Requirement >>
Copy every line of the entries that includes the word "JSON".

Material for this task >>
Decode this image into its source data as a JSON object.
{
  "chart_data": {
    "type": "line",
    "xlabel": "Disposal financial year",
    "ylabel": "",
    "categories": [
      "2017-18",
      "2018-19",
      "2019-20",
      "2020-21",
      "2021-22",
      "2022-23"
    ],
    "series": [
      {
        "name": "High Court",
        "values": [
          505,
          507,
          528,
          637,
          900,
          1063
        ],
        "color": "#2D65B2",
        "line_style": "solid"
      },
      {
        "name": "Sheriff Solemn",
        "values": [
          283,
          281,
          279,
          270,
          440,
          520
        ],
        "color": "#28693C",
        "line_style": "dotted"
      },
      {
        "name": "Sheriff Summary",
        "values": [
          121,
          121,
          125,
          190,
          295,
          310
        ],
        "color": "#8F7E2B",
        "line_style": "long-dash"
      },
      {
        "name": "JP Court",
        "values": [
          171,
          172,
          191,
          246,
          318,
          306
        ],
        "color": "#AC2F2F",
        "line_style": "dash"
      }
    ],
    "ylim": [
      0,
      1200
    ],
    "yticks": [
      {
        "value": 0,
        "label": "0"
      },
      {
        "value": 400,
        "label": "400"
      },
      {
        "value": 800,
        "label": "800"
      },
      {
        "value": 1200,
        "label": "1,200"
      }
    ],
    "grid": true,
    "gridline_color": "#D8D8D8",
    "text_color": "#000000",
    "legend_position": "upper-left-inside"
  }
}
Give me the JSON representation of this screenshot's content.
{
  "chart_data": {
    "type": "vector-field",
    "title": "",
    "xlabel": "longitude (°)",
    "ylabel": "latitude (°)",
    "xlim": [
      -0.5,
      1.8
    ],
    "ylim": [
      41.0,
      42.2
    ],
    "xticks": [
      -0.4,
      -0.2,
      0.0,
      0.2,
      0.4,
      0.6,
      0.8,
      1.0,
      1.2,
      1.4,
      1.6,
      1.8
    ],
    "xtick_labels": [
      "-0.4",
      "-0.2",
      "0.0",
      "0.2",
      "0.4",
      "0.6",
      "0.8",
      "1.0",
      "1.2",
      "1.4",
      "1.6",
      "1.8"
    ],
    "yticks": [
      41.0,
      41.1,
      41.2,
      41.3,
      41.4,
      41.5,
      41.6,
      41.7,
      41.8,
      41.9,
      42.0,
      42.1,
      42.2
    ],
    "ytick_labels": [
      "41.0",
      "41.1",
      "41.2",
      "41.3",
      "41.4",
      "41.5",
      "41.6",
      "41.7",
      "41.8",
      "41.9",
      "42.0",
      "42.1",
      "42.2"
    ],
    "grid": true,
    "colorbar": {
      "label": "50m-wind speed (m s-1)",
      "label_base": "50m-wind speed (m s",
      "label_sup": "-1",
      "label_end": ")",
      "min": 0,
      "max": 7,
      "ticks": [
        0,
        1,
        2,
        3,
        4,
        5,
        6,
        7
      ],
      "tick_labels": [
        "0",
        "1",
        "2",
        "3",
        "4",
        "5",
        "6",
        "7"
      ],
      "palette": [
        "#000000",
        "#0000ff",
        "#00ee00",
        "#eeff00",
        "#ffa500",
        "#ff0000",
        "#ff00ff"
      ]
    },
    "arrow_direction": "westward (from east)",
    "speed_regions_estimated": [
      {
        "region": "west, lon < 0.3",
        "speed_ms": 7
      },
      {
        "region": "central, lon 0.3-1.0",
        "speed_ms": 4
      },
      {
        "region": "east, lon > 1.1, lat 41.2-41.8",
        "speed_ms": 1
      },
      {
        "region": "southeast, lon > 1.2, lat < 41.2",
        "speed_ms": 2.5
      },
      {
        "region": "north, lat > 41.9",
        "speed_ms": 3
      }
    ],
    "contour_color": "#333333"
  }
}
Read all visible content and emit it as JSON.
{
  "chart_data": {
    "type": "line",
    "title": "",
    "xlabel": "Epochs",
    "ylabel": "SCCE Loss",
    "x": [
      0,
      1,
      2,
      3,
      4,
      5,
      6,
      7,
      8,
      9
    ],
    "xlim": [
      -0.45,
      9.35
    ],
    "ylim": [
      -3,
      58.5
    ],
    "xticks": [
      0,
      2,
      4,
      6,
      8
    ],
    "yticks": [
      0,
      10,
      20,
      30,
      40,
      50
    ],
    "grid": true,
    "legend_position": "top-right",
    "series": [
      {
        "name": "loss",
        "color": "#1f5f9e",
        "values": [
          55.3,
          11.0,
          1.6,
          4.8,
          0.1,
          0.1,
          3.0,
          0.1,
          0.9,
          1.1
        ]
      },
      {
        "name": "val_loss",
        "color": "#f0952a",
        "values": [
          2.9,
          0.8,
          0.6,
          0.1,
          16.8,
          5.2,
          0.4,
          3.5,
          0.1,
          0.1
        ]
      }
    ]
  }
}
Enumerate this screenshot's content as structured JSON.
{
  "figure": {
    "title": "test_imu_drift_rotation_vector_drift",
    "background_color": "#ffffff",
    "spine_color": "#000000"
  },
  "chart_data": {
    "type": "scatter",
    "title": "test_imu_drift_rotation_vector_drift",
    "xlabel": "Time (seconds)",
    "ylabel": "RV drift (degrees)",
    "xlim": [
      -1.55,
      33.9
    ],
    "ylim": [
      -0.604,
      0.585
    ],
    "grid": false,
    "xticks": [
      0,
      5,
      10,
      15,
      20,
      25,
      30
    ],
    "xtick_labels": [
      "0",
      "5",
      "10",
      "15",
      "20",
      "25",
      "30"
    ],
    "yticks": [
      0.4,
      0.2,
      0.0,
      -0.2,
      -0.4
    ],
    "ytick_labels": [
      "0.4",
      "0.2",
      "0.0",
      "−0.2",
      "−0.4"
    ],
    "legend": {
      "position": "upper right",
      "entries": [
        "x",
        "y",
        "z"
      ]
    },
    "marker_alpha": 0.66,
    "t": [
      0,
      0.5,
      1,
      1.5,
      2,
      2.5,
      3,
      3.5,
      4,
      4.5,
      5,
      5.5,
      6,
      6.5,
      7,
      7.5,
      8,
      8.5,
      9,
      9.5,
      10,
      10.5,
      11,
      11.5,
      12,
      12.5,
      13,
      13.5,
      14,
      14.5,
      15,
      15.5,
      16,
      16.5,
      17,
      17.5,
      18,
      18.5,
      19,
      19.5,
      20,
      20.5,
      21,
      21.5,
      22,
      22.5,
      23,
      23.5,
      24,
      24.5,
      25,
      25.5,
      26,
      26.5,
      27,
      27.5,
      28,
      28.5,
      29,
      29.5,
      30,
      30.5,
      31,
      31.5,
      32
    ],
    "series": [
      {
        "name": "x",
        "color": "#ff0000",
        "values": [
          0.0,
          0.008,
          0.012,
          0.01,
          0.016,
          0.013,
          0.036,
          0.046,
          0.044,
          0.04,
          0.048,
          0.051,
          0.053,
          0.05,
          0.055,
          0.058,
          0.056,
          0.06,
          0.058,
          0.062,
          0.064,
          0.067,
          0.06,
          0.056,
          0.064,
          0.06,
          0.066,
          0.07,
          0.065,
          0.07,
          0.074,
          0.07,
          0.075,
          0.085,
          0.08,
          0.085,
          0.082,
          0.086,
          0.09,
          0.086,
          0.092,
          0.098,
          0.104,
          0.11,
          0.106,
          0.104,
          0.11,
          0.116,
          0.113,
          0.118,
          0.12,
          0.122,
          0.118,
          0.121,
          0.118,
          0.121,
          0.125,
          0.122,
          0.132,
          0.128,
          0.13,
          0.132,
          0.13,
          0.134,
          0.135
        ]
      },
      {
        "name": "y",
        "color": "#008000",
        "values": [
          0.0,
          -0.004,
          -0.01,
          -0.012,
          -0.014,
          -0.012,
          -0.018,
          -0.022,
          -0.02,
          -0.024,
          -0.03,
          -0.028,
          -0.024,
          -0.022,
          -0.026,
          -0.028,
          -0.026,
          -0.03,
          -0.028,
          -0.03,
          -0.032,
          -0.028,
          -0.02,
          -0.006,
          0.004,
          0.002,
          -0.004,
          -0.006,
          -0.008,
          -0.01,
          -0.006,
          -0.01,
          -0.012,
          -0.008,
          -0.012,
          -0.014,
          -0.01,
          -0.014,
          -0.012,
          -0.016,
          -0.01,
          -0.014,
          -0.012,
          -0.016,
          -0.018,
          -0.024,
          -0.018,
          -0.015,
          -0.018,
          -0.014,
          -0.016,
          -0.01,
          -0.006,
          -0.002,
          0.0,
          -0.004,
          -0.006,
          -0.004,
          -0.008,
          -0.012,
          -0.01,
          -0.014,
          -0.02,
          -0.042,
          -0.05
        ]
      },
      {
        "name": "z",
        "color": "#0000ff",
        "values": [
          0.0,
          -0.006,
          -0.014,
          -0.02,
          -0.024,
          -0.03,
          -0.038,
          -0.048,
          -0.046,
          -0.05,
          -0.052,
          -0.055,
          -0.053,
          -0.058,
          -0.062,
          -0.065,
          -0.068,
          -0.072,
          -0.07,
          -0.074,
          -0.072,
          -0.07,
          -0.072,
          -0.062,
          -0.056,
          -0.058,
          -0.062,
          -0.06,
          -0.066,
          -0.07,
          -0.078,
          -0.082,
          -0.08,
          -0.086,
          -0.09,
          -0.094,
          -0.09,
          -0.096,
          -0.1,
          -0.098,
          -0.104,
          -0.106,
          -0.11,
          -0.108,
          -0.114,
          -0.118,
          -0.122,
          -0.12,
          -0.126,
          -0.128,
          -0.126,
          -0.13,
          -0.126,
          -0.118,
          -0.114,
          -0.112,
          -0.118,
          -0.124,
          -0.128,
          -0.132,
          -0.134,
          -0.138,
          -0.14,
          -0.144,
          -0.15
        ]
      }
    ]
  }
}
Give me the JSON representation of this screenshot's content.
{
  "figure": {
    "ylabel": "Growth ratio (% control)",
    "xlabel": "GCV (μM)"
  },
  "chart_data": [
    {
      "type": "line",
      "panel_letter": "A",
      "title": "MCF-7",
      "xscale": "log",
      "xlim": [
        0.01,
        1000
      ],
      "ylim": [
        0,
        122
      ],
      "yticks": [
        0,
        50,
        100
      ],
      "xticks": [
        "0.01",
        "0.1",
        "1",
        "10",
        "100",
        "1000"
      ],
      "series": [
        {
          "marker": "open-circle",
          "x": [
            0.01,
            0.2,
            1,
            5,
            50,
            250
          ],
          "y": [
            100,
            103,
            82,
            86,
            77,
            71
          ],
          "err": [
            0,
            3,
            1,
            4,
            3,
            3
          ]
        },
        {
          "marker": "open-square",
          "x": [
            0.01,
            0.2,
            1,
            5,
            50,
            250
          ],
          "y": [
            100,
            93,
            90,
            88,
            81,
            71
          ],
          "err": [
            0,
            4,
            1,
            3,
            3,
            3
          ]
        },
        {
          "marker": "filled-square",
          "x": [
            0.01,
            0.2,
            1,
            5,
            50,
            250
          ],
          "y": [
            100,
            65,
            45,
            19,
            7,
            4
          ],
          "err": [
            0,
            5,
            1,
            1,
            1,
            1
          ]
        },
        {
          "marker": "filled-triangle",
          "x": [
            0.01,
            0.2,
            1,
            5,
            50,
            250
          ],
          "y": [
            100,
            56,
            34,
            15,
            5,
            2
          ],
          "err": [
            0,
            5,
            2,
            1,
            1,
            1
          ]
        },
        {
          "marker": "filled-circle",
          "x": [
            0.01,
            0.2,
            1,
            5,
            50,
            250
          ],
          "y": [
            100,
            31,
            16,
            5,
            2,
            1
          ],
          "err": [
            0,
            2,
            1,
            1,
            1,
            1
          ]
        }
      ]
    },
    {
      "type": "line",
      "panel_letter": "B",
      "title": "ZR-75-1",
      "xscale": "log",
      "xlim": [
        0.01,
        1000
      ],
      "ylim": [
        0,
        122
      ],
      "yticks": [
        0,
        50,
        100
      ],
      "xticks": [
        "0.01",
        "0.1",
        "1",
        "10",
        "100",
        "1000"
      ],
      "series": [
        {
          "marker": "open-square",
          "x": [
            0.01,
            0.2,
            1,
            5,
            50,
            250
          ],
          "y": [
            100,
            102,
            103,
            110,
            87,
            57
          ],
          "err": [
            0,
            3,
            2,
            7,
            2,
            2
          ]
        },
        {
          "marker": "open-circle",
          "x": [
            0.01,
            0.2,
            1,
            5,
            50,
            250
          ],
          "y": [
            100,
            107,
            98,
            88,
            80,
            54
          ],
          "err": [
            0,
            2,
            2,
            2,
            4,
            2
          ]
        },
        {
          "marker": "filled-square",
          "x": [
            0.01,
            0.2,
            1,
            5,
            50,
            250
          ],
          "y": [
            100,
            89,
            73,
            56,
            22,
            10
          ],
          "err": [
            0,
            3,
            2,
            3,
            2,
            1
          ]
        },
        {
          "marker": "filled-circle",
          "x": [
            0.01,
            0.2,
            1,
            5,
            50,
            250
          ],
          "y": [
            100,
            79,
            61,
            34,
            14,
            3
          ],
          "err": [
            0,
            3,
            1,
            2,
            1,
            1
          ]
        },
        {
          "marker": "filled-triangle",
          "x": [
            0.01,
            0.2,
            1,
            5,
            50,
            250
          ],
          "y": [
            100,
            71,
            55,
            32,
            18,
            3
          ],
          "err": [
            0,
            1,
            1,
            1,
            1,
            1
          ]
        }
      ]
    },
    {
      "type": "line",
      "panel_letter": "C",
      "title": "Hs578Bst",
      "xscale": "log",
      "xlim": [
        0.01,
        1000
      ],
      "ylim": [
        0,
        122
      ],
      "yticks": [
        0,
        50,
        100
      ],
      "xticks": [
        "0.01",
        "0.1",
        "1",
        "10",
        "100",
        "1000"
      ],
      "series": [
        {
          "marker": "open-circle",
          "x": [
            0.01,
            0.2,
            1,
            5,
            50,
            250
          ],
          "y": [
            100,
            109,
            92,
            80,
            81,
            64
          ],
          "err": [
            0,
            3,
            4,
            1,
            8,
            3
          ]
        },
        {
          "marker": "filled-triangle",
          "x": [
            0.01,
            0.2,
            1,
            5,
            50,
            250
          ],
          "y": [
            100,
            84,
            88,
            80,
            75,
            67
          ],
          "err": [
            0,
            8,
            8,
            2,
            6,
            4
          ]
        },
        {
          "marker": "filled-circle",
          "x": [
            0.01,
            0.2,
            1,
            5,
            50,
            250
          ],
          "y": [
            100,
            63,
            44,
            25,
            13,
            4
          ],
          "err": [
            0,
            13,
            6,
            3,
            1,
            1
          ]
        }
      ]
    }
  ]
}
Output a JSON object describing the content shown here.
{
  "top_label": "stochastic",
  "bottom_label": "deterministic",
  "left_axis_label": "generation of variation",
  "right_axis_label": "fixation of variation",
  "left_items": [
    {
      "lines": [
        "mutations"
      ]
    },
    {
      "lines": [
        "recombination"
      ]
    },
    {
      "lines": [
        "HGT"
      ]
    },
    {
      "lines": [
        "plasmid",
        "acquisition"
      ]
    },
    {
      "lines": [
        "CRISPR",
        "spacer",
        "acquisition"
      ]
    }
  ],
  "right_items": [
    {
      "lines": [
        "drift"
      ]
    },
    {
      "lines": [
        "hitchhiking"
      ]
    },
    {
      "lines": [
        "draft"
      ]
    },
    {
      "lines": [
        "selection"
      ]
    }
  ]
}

Solution to this task >>
Decode this image into its source data as a JSON object.
Give me the JSON representation of this screenshot's content.
Read all visible content and emit it as JSON.
Enumerate this screenshot's content as structured JSON.
Give me the JSON representation of this screenshot's content.
Output a JSON object describing the content shown here.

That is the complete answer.